### Exercise details
Please copy each line from the entries that contains the string "text".

### The records
*** Block opens ***

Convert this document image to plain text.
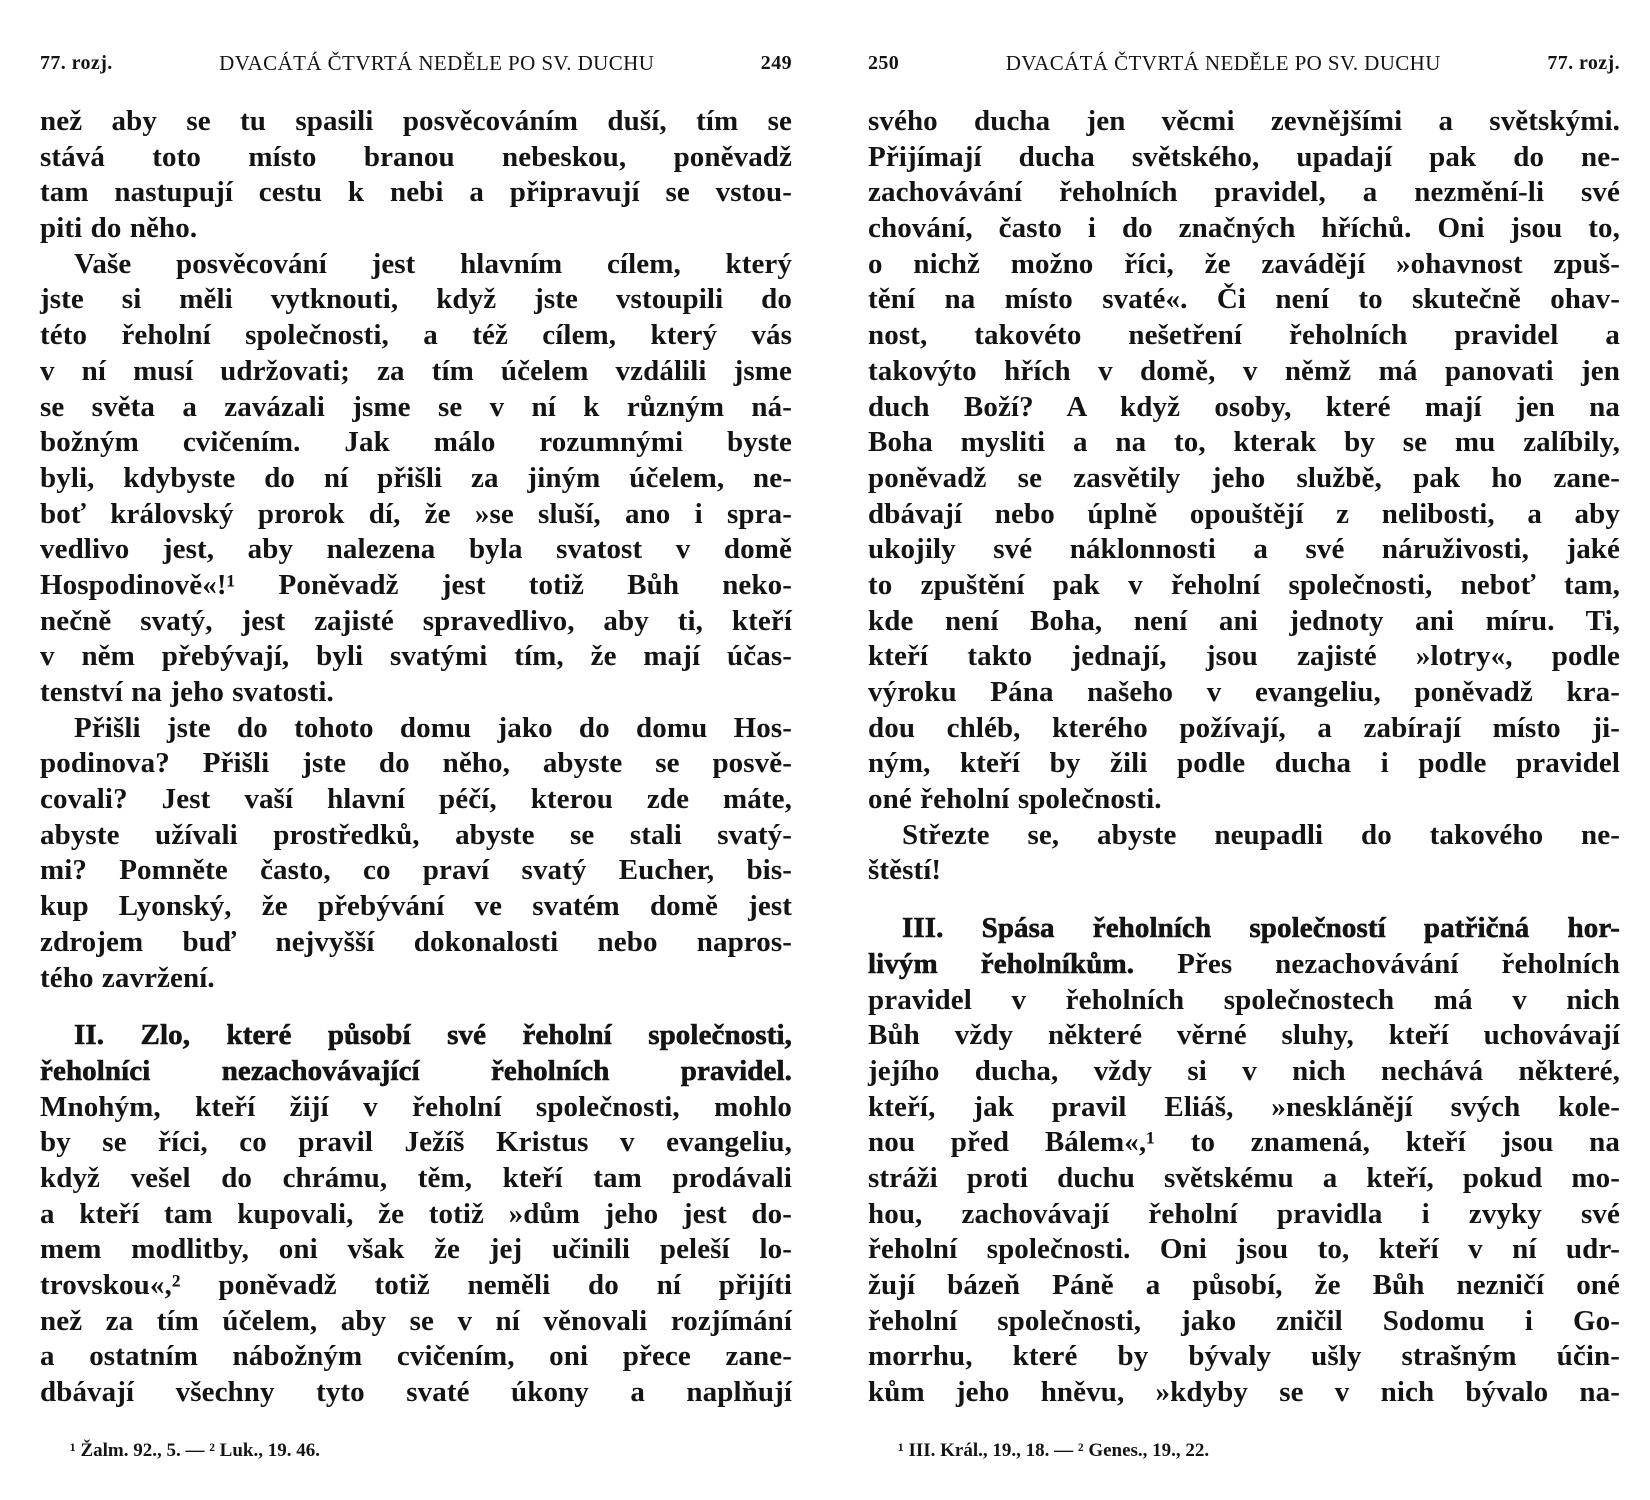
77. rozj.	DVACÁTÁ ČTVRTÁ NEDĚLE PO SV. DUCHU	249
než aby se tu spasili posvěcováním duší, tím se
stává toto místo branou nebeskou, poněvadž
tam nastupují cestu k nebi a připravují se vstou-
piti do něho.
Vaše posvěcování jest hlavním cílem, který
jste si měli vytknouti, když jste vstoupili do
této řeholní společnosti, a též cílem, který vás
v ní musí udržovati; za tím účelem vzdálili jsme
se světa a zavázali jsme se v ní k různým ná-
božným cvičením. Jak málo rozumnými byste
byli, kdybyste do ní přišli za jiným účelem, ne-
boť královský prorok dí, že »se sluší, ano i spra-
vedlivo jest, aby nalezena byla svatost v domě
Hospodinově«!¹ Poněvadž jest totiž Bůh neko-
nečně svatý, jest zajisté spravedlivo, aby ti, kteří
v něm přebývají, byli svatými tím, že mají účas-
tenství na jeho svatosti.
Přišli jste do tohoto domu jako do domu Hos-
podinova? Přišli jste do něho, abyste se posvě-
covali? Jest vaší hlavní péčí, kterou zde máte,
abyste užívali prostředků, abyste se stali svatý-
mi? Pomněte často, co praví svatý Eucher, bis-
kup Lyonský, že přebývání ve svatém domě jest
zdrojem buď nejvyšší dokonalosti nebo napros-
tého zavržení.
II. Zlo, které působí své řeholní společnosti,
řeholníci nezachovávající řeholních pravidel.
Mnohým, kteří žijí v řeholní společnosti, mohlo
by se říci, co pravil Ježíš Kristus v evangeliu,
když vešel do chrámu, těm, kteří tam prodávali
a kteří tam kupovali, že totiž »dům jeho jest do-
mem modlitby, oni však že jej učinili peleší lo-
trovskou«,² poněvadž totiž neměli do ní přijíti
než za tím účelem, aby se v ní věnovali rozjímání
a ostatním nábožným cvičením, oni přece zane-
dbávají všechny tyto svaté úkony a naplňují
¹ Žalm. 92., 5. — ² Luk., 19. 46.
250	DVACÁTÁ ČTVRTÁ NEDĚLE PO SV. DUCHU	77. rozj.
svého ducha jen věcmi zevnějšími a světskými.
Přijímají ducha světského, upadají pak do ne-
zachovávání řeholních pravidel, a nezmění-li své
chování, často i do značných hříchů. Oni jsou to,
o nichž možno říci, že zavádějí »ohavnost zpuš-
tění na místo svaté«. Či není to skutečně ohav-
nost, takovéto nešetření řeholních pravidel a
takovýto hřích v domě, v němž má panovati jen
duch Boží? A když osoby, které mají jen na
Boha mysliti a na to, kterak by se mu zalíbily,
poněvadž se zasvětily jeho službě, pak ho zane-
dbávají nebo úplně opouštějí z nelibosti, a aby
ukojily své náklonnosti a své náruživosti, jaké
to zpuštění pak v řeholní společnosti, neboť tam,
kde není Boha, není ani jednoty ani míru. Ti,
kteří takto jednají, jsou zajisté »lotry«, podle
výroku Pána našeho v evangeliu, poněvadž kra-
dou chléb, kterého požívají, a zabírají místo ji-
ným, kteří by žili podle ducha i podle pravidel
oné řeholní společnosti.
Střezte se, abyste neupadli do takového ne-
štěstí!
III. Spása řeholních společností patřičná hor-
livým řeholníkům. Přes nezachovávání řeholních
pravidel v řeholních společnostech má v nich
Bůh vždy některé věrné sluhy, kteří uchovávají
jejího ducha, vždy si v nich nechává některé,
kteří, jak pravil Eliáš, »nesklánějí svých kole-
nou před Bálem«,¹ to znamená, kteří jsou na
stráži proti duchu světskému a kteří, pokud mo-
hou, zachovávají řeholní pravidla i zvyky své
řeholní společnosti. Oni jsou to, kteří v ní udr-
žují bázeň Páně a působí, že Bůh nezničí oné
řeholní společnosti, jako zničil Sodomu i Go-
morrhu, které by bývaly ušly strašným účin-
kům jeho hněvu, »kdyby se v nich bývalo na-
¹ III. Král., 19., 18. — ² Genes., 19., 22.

*** Block closes ***
*** Block opens ***

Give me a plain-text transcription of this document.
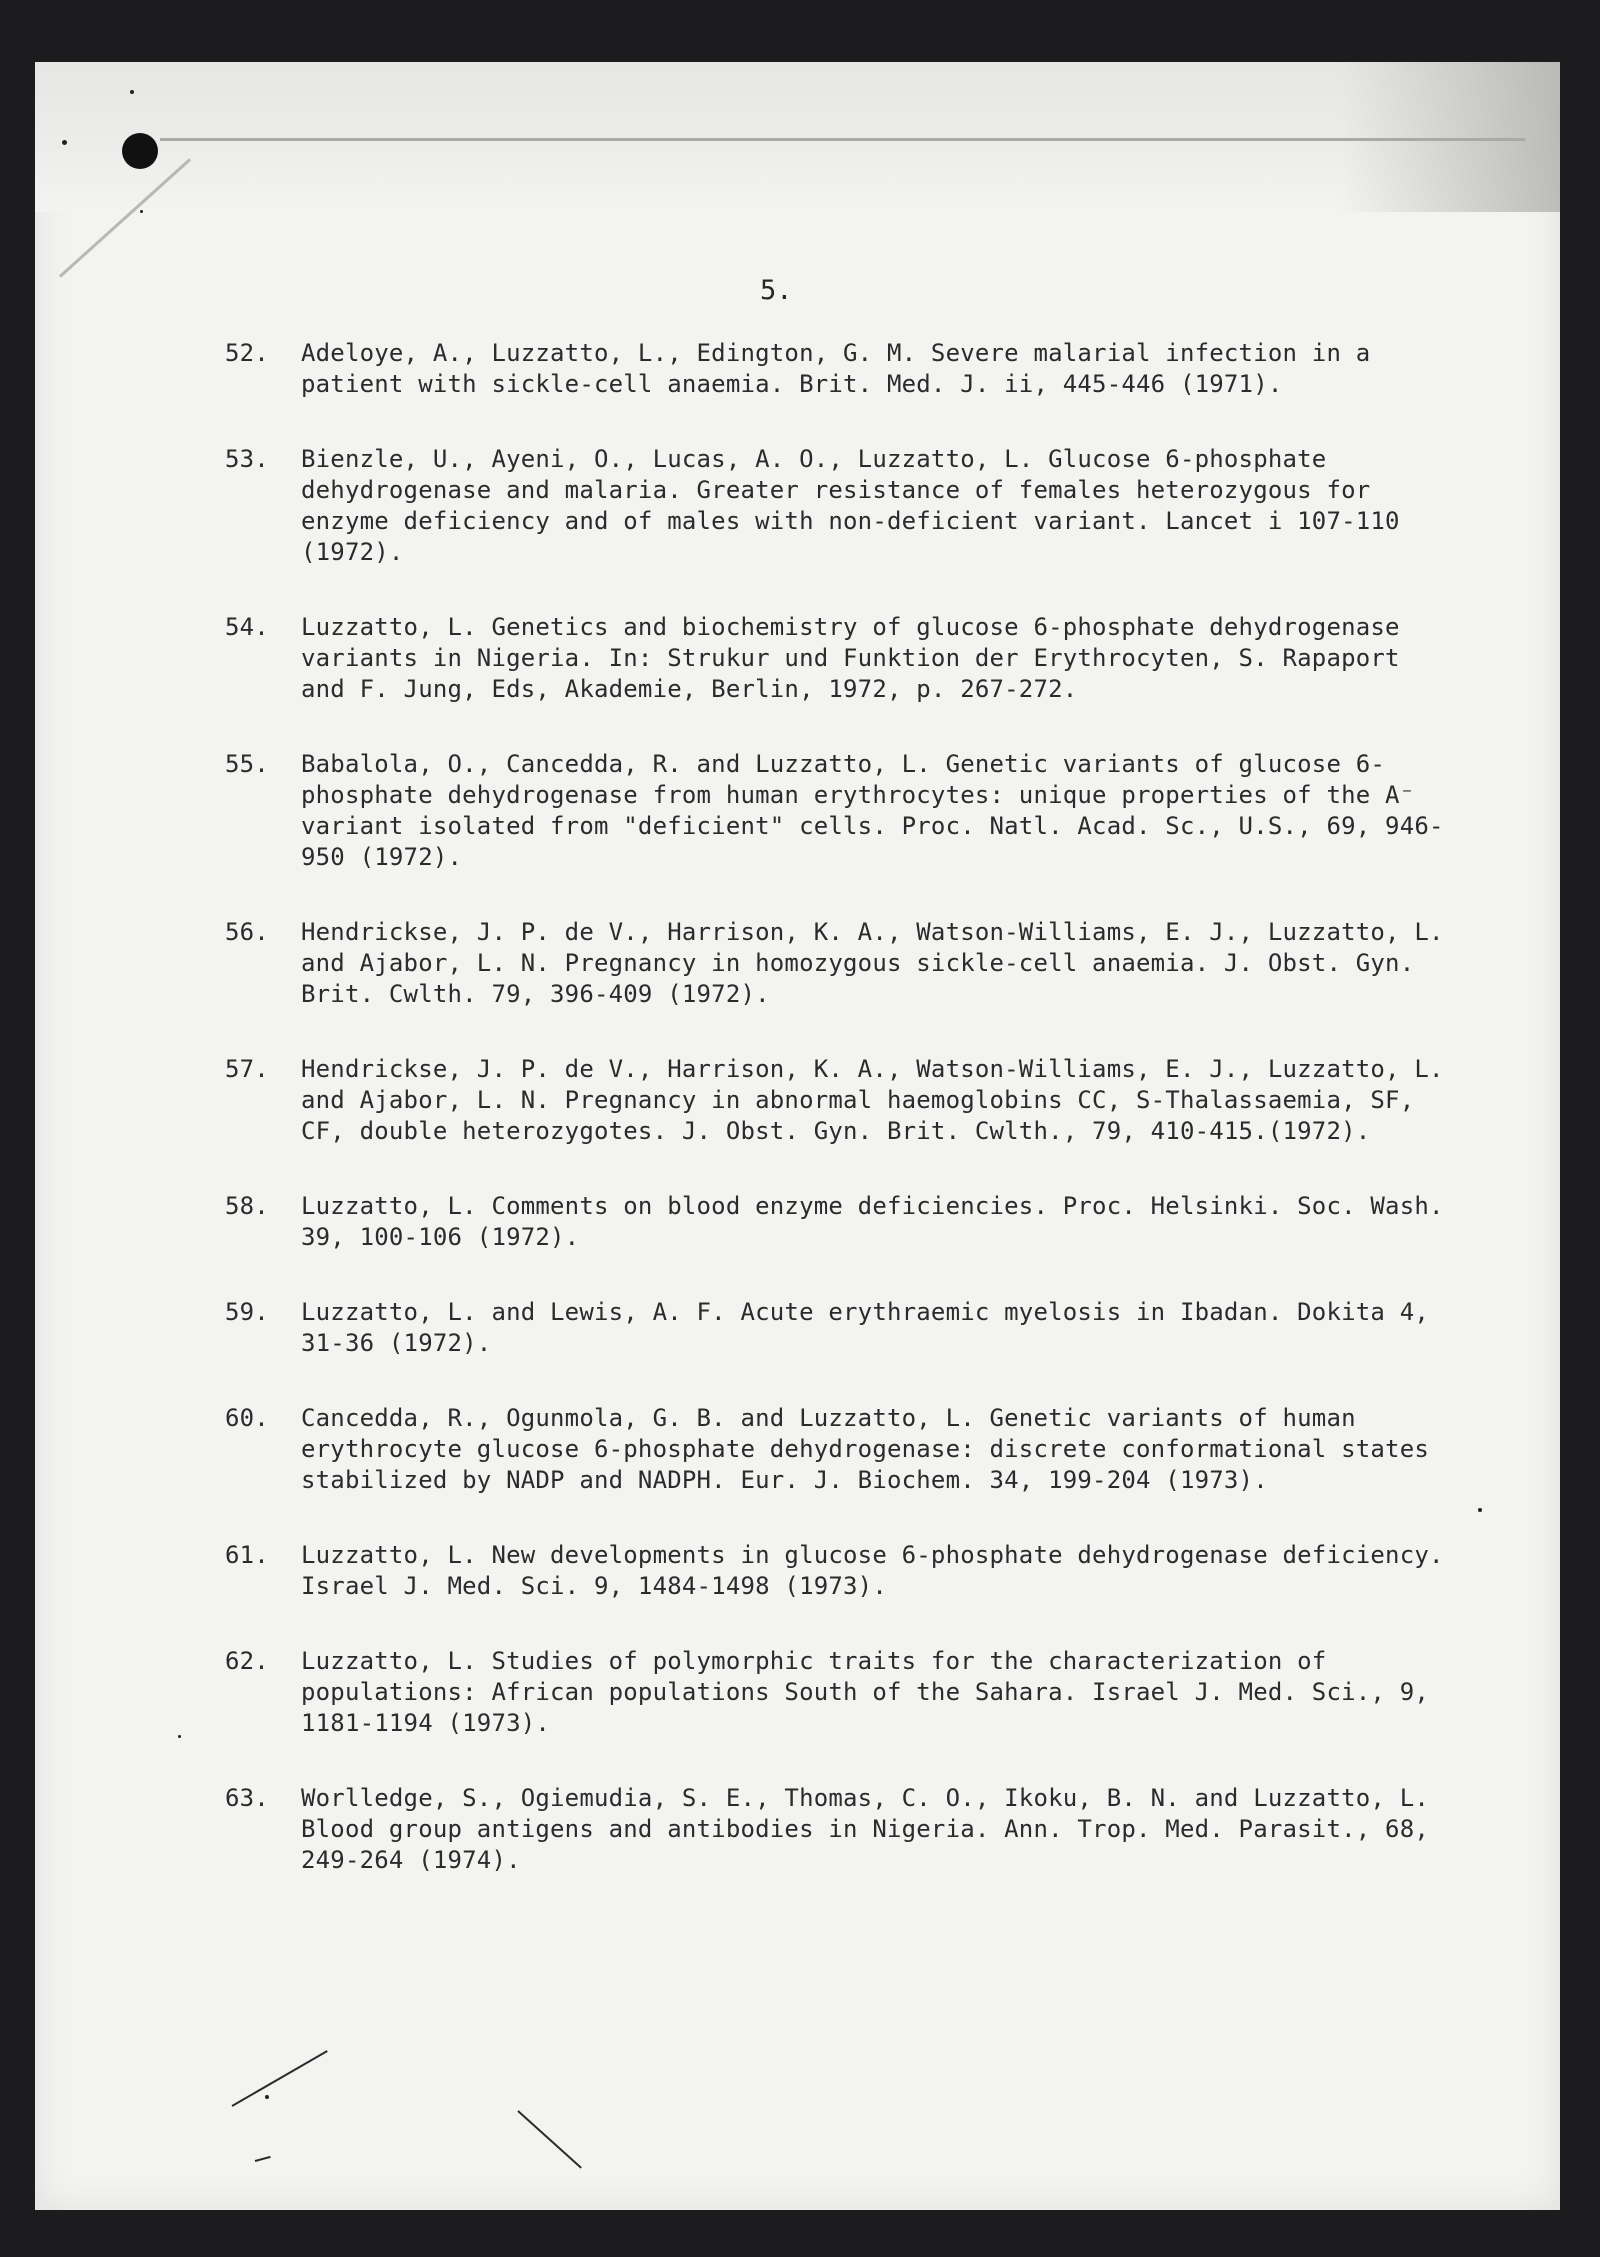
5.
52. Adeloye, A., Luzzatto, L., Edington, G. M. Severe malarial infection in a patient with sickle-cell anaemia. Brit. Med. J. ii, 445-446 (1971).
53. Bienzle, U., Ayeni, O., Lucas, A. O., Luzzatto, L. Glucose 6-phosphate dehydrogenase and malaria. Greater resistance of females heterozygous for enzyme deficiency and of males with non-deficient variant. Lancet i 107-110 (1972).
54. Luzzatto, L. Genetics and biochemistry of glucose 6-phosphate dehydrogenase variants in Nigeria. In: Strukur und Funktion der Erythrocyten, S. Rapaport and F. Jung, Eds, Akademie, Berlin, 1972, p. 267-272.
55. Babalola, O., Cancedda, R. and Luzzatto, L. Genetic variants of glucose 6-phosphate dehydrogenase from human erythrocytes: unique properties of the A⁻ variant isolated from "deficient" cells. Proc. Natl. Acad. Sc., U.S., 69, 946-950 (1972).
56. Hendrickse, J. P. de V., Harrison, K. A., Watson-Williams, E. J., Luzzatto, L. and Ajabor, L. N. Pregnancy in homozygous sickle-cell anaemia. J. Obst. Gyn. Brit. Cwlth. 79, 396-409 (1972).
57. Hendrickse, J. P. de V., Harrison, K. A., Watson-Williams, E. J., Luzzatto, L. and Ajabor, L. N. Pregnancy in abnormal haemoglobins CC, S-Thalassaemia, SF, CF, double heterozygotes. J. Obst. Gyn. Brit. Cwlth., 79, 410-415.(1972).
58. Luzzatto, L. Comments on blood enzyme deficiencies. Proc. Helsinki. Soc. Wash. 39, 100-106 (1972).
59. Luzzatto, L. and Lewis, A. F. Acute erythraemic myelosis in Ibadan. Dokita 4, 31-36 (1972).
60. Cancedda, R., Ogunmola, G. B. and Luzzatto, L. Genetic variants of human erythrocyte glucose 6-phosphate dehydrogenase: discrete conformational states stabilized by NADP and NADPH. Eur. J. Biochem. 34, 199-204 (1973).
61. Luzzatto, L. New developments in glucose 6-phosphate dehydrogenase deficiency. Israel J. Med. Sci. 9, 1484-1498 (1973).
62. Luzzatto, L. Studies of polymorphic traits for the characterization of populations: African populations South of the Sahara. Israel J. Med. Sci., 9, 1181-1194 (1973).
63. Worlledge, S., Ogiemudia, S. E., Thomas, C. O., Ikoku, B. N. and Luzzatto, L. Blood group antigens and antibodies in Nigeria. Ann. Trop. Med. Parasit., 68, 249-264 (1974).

*** Block closes ***

### Solution for this task
Convert this document image to plain text.
Give me a plain-text transcription of this document.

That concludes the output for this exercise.